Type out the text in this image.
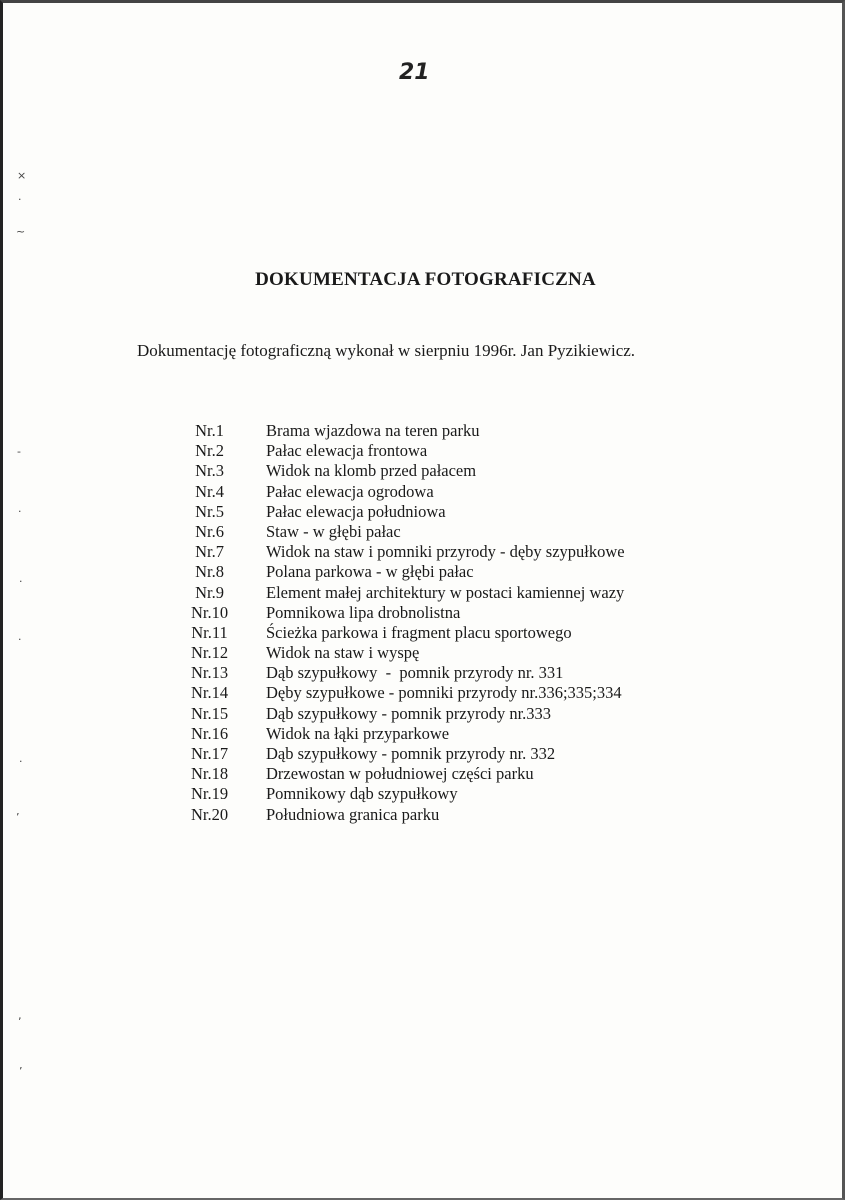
21
DOKUMENTACJA FOTOGRAFICZNA
Dokumentację fotograficzną wykonał w sierpniu 1996r. Jan Pyzikiewicz.
Nr.1	Brama wjazdowa na teren parku
Nr.2	Pałac elewacja frontowa
Nr.3	Widok na klomb przed pałacem
Nr.4	Pałac elewacja ogrodowa
Nr.5	Pałac elewacja południowa
Nr.6	Staw - w głębi pałac
Nr.7	Widok na staw i pomniki przyrody - dęby szypułkowe
Nr.8	Polana parkowa - w głębi pałac
Nr.9	Element małej architektury w postaci kamiennej wazy
Nr.10	Pomnikowa lipa drobnolistna
Nr.11	Ścieżka parkowa i fragment placu sportowego
Nr.12	Widok na staw i wyspę
Nr.13	Dąb szypułkowy  -  pomnik przyrody nr. 331
Nr.14	Dęby szypułkowe - pomniki przyrody nr.336;335;334
Nr.15	Dąb szypułkowy - pomnik przyrody nr.333
Nr.16	Widok na łąki przyparkowe
Nr.17	Dąb szypułkowy - pomnik przyrody nr. 332
Nr.18	Drzewostan w południowej części parku
Nr.19	Pomnikowy dąb szypułkowy
Nr.20	Południowa granica parku
×
·
~
‐
·
·
·
·
’
‚
’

────

# DIRECTION
Transcribe each entry above exactly, apart from the pictures.

# ANSWER IN FULL
Type out the text in this image.
21
DOKUMENTACJA FOTOGRAFICZNA
Dokumentację fotograficzną wykonał w sierpniu 1996r. Jan Pyzikiewicz.
Nr.1	Brama wjazdowa na teren parku
Nr.2	Pałac elewacja frontowa
Nr.3	Widok na klomb przed pałacem
Nr.4	Pałac elewacja ogrodowa
Nr.5	Pałac elewacja południowa
Nr.6	Staw - w głębi pałac
Nr.7	Widok na staw i pomniki przyrody - dęby szypułkowe
Nr.8	Polana parkowa - w głębi pałac
Nr.9	Element małej architektury w postaci kamiennej wazy
Nr.10	Pomnikowa lipa drobnolistna
Nr.11	Ścieżka parkowa i fragment placu sportowego
Nr.12	Widok na staw i wyspę
Nr.13	Dąb szypułkowy  -  pomnik przyrody nr. 331
Nr.14	Dęby szypułkowe - pomniki przyrody nr.336;335;334
Nr.15	Dąb szypułkowy - pomnik przyrody nr.333
Nr.16	Widok na łąki przyparkowe
Nr.17	Dąb szypułkowy - pomnik przyrody nr. 332
Nr.18	Drzewostan w południowej części parku
Nr.19	Pomnikowy dąb szypułkowy
Nr.20	Południowa granica parku
×
·
~
‐
·
·
·
·
’
‚
’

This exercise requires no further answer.